TASK PROMPT: Filter the listing below, keeping every line that contains the string "caption". Matching is case-sensitive.

EXERCISE INPUT:

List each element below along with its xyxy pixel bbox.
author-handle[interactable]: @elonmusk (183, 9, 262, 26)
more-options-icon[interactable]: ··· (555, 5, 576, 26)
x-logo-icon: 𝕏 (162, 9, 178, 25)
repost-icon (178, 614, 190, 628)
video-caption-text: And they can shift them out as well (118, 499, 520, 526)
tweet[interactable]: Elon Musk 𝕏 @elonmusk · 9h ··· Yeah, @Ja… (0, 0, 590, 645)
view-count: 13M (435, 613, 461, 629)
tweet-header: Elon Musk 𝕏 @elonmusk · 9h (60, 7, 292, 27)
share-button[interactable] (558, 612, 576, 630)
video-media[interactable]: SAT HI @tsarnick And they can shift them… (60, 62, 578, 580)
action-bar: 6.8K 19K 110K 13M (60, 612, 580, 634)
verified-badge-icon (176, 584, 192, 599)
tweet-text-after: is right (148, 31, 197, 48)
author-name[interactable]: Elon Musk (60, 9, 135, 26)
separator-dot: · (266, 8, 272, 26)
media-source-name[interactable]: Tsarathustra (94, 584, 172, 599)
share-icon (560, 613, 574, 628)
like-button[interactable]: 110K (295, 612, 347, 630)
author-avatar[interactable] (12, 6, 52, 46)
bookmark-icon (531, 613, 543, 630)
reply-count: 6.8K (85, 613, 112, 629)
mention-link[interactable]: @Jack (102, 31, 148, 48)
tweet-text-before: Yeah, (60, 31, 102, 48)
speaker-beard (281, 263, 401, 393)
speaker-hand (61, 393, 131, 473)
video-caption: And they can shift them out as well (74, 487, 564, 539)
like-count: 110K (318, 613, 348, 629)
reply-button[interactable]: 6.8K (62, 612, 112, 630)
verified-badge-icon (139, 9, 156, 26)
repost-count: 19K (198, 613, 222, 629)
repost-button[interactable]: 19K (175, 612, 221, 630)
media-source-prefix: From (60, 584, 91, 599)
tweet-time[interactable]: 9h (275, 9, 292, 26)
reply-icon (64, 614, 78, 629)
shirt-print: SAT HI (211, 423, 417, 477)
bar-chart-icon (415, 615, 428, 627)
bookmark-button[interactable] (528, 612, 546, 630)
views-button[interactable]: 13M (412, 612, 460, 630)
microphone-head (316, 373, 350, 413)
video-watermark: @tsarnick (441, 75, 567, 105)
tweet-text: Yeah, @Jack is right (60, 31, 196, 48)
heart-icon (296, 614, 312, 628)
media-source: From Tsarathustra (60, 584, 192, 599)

ANSWER TO THE PROBLEM:
video-caption-text: And they can shift them out as well (118, 499, 520, 526)
video-caption: And they can shift them out as well (74, 487, 564, 539)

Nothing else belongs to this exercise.